*Aim*
Below are records to repeat exactly. Omit the pictures from the copy.

** Start of Input for this task **

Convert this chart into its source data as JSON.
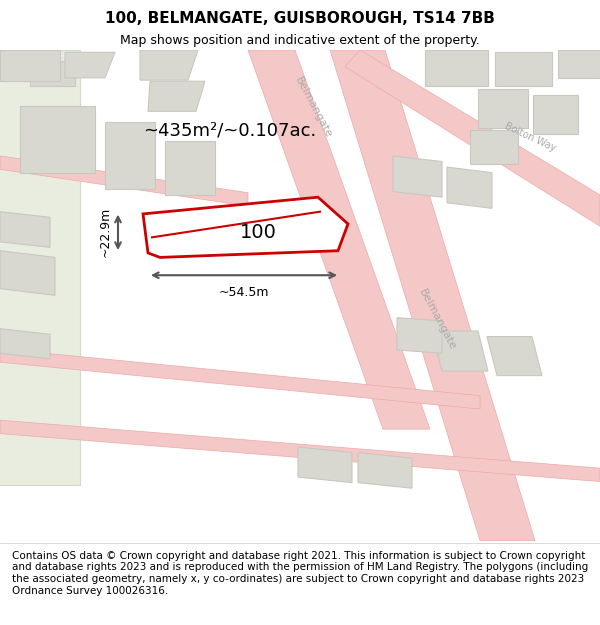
{
  "title": "100, BELMANGATE, GUISBOROUGH, TS14 7BB",
  "subtitle": "Map shows position and indicative extent of the property.",
  "area_label": "~435m²/~0.107ac.",
  "width_label": "~54.5m",
  "height_label": "~22.9m",
  "property_number": "100",
  "copyright_text": "Contains OS data © Crown copyright and database right 2021. This information is subject to Crown copyright and database rights 2023 and is reproduced with the permission of HM Land Registry. The polygons (including the associated geometry, namely x, y co-ordinates) are subject to Crown copyright and database rights 2023 Ordnance Survey 100026316.",
  "map_bg": "#f5f5f0",
  "road_color": "#f5c8c8",
  "road_outline": "#f0a8a8",
  "building_fill": "#d8d8d0",
  "building_outline": "#c8c8c0",
  "property_outline_color": "#cc0000",
  "green_fill": "#e8ede0",
  "green_outline": "#d5dac8",
  "title_fontsize": 11,
  "subtitle_fontsize": 9,
  "copyright_fontsize": 7.5
}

** End of Input for this task **

*Exercise output*
Convert this chart into its source data as JSON.
{
  "title": "100, BELMANGATE, GUISBOROUGH, TS14 7BB",
  "subtitle": "Map shows position and indicative extent of the property.",
  "area_label": "~435m²/~0.107ac.",
  "width_label": "~54.5m",
  "height_label": "~22.9m",
  "property_number": "100",
  "copyright_text": "Contains OS data © Crown copyright and database right 2021. This information is subject to Crown copyright and database rights 2023 and is reproduced with the permission of HM Land Registry. The polygons (including the associated geometry, namely x, y co-ordinates) are subject to Crown copyright and database rights 2023 Ordnance Survey 100026316.",
  "map_bg": "#f5f5f0",
  "road_color": "#f5c8c8",
  "road_outline": "#f0a8a8",
  "building_fill": "#d8d8d0",
  "building_outline": "#c8c8c0",
  "property_outline_color": "#cc0000",
  "green_fill": "#e8ede0",
  "green_outline": "#d5dac8",
  "title_fontsize": 11,
  "subtitle_fontsize": 9,
  "copyright_fontsize": 7.5
}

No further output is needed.